§ **Aim**
Copy the part of the entries that opens with the line containing "488, 653, 517]" and closes with the line containing "426, 496, 451]", both included, reproducing each line without any change.

§ **Data for this task**
********************

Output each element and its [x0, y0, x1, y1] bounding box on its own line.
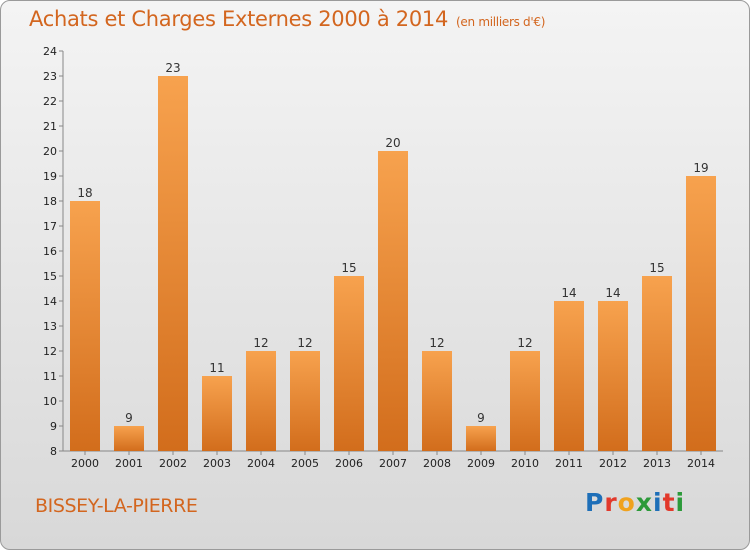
logo-letter: x	[635, 488, 653, 517]
bar[interactable]	[554, 301, 584, 451]
bar[interactable]	[334, 276, 364, 451]
y-tick-label: 9	[50, 420, 57, 433]
y-tick-label: 11	[43, 370, 57, 383]
bar-value-label: 12	[253, 336, 268, 350]
bar[interactable]	[422, 351, 452, 451]
bar-value-label: 11	[209, 361, 224, 375]
x-tick-label: 2004	[247, 457, 275, 470]
x-tick-label: 2014	[687, 457, 715, 470]
bar[interactable]	[70, 201, 100, 451]
y-tick-label: 13	[43, 320, 57, 333]
bar[interactable]	[466, 426, 496, 451]
bar[interactable]	[510, 351, 540, 451]
bar-value-label: 9	[125, 411, 133, 425]
proxiti-logo[interactable]: Proxiti	[585, 488, 685, 517]
bar-value-label: 15	[649, 261, 664, 275]
y-tick-label: 15	[43, 270, 57, 283]
x-tick-label: 2008	[423, 457, 451, 470]
bar[interactable]	[290, 351, 320, 451]
bar[interactable]	[378, 151, 408, 451]
logo-letter: o	[617, 488, 636, 517]
x-tick-label: 2002	[159, 457, 187, 470]
logo-letter: i	[675, 488, 686, 517]
bar-value-label: 9	[477, 411, 485, 425]
bar-value-label: 14	[605, 286, 620, 300]
x-tick-label: 2006	[335, 457, 363, 470]
bar-value-label: 15	[341, 261, 356, 275]
y-tick-label: 24	[43, 45, 57, 58]
y-tick-label: 21	[43, 120, 57, 133]
y-tick-label: 23	[43, 70, 57, 83]
chart-unit: (en milliers d'€)	[456, 15, 546, 29]
bar[interactable]	[686, 176, 716, 451]
commune-name: BISSEY-LA-PIERRE	[35, 495, 198, 517]
y-tick-label: 8	[50, 445, 57, 458]
logo-letter: t	[662, 488, 676, 517]
bar-value-label: 12	[429, 336, 444, 350]
bar[interactable]	[114, 426, 144, 451]
chart-title: Achats et Charges Externes 2000 à 2014 (e…	[29, 7, 545, 31]
bar-value-label: 14	[561, 286, 576, 300]
bar-value-label: 23	[165, 61, 180, 75]
x-tick-label: 2007	[379, 457, 407, 470]
bar[interactable]	[598, 301, 628, 451]
y-tick-label: 17	[43, 220, 57, 233]
y-tick-label: 12	[43, 345, 57, 358]
logo-letter: P	[585, 488, 605, 517]
y-tick-label: 19	[43, 170, 57, 183]
chart-title-text: Achats et Charges Externes 2000 à 2014	[29, 7, 449, 31]
x-tick-label: 2005	[291, 457, 319, 470]
x-tick-label: 2010	[511, 457, 539, 470]
bar[interactable]	[642, 276, 672, 451]
bar-value-label: 18	[77, 186, 92, 200]
logo-letter: i	[653, 488, 663, 517]
y-tick-label: 22	[43, 95, 57, 108]
bar-value-label: 19	[693, 161, 708, 175]
x-tick-label: 2003	[203, 457, 231, 470]
y-tick-label: 16	[43, 245, 57, 258]
bar-value-label: 12	[297, 336, 312, 350]
chart-axes: 8 9 10 11 12 13 14 15 16 17 18 19 20 21 22 23 24 2000 2001…	[43, 45, 723, 470]
bar[interactable]	[202, 376, 232, 451]
y-tick-label: 18	[43, 195, 57, 208]
x-tick-label: 2001	[115, 457, 143, 470]
bar-value-label: 12	[517, 336, 532, 350]
bar[interactable]	[158, 76, 188, 451]
chart-bars: 18 9 23 11 12 12 15 20 12 9 12 14 14 15 19	[70, 61, 716, 451]
x-tick-label: 2000	[71, 457, 99, 470]
x-tick-label: 2011	[555, 457, 583, 470]
bar[interactable]	[246, 351, 276, 451]
y-tick-label: 20	[43, 145, 57, 158]
y-tick-label: 10	[43, 395, 57, 408]
x-tick-label: 2012	[599, 457, 627, 470]
y-tick-label: 14	[43, 295, 57, 308]
bar-value-label: 20	[385, 136, 400, 150]
x-tick-label: 2009	[467, 457, 495, 470]
logo-letter: r	[604, 488, 618, 517]
x-tick-label: 2013	[643, 457, 671, 470]
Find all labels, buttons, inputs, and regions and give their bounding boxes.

********************

§ **Written solution**
logo-letter: x	[635, 488, 653, 517]
bar[interactable]	[554, 301, 584, 451]
bar[interactable]	[334, 276, 364, 451]
y-tick-label: 9	[50, 420, 57, 433]
y-tick-label: 11	[43, 370, 57, 383]
bar-value-label: 12	[253, 336, 268, 350]
bar[interactable]	[422, 351, 452, 451]
bar-value-label: 11	[209, 361, 224, 375]
x-tick-label: 2004	[247, 457, 275, 470]
x-tick-label: 2014	[687, 457, 715, 470]
bar[interactable]	[70, 201, 100, 451]
y-tick-label: 13	[43, 320, 57, 333]
bar[interactable]	[466, 426, 496, 451]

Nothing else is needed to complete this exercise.